Work out how many lines hold the string "length". The answer is a single number, nothing more.

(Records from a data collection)
========================================

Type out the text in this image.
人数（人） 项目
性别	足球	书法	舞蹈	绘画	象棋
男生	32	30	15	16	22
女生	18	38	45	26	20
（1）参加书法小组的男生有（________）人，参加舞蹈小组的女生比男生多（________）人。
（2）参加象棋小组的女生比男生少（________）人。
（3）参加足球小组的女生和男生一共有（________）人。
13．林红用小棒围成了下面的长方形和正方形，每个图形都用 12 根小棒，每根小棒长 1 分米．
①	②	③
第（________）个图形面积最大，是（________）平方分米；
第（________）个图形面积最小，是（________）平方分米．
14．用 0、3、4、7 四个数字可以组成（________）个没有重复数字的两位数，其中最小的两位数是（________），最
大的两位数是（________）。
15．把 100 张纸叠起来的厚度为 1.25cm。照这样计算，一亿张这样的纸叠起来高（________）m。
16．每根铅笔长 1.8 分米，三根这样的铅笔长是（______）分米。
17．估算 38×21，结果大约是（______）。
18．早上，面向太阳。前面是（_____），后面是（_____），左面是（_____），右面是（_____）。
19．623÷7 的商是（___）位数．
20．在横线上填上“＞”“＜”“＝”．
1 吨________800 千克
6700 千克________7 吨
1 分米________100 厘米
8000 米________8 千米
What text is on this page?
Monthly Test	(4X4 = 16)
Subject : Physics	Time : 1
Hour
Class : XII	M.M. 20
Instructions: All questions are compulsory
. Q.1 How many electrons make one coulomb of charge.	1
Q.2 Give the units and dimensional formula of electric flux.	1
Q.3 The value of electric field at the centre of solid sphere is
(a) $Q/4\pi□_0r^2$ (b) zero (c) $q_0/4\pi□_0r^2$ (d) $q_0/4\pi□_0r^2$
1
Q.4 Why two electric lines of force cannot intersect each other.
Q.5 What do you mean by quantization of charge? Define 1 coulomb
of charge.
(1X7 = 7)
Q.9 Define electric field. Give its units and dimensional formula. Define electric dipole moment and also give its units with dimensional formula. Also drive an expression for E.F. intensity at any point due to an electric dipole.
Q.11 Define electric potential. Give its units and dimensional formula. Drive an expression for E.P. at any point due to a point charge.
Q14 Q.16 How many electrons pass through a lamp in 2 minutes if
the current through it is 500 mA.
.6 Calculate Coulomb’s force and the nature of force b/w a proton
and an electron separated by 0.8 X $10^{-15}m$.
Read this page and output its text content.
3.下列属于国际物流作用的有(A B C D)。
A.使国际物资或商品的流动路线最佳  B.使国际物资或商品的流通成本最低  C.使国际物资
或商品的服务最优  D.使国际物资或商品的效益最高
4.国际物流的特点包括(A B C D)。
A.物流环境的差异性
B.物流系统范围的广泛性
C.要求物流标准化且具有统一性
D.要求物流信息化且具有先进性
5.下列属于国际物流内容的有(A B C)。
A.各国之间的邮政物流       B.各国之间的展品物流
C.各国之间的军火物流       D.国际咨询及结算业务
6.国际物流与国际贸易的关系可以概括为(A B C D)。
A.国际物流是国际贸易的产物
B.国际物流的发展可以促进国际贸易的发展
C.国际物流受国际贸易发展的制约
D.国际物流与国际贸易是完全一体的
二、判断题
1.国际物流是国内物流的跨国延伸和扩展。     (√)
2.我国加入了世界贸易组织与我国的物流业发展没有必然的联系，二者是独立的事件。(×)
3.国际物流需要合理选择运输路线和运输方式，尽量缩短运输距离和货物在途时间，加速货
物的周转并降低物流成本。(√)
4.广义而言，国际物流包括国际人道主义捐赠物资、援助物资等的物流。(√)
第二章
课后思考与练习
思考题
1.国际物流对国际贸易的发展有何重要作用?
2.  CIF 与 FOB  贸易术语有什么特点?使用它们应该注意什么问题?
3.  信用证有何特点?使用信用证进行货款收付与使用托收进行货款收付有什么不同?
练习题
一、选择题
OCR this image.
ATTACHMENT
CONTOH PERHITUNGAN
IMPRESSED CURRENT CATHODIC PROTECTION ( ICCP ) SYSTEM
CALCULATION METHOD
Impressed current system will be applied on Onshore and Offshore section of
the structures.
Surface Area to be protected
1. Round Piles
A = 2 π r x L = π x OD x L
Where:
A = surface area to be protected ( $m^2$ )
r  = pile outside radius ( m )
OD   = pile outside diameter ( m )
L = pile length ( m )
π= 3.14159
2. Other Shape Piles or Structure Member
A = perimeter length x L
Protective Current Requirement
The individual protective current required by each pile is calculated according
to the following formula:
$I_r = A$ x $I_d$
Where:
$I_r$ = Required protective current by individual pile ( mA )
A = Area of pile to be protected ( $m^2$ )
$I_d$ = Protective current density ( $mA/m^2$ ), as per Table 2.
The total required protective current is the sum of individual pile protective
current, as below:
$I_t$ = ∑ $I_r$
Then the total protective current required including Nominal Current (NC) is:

========================================

▶ [EXERCISE ANSWER]: 2